Source data:
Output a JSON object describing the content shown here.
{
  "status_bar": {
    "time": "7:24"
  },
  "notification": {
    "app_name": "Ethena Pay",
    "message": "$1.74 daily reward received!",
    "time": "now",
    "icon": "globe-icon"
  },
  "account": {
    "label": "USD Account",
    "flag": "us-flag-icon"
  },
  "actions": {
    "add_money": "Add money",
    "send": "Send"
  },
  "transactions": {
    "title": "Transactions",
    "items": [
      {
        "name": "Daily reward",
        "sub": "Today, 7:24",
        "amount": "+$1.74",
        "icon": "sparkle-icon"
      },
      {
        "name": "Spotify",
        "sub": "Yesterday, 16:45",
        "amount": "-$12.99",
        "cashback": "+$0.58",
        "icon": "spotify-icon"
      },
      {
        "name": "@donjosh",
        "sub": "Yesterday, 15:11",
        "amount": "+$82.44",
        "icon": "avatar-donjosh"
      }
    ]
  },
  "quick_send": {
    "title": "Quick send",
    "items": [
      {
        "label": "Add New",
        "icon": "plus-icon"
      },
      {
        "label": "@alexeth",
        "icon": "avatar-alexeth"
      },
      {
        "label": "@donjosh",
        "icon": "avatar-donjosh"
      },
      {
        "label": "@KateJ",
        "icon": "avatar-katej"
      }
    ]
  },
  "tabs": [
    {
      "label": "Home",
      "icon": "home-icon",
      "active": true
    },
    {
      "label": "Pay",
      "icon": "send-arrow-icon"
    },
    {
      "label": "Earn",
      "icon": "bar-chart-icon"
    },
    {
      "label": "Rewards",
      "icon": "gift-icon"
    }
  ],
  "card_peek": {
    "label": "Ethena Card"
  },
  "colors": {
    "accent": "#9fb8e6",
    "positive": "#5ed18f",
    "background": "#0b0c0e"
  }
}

● **Directions for this task**: Output the data above exactly, please, line for line.

● **Reply to the exercise**:
Output a JSON object describing the content shown here.
{
  "status_bar": {
    "time": "7:24"
  },
  "notification": {
    "app_name": "Ethena Pay",
    "message": "$1.74 daily reward received!",
    "time": "now",
    "icon": "globe-icon"
  },
  "account": {
    "label": "USD Account",
    "flag": "us-flag-icon"
  },
  "actions": {
    "add_money": "Add money",
    "send": "Send"
  },
  "transactions": {
    "title": "Transactions",
    "items": [
      {
        "name": "Daily reward",
        "sub": "Today, 7:24",
        "amount": "+$1.74",
        "icon": "sparkle-icon"
      },
      {
        "name": "Spotify",
        "sub": "Yesterday, 16:45",
        "amount": "-$12.99",
        "cashback": "+$0.58",
        "icon": "spotify-icon"
      },
      {
        "name": "@donjosh",
        "sub": "Yesterday, 15:11",
        "amount": "+$82.44",
        "icon": "avatar-donjosh"
      }
    ]
  },
  "quick_send": {
    "title": "Quick send",
    "items": [
      {
        "label": "Add New",
        "icon": "plus-icon"
      },
      {
        "label": "@alexeth",
        "icon": "avatar-alexeth"
      },
      {
        "label": "@donjosh",
        "icon": "avatar-donjosh"
      },
      {
        "label": "@KateJ",
        "icon": "avatar-katej"
      }
    ]
  },
  "tabs": [
    {
      "label": "Home",
      "icon": "home-icon",
      "active": true
    },
    {
      "label": "Pay",
      "icon": "send-arrow-icon"
    },
    {
      "label": "Earn",
      "icon": "bar-chart-icon"
    },
    {
      "label": "Rewards",
      "icon": "gift-icon"
    }
  ],
  "card_peek": {
    "label": "Ethena Card"
  },
  "colors": {
    "accent": "#9fb8e6",
    "positive": "#5ed18f",
    "background": "#0b0c0e"
  }
}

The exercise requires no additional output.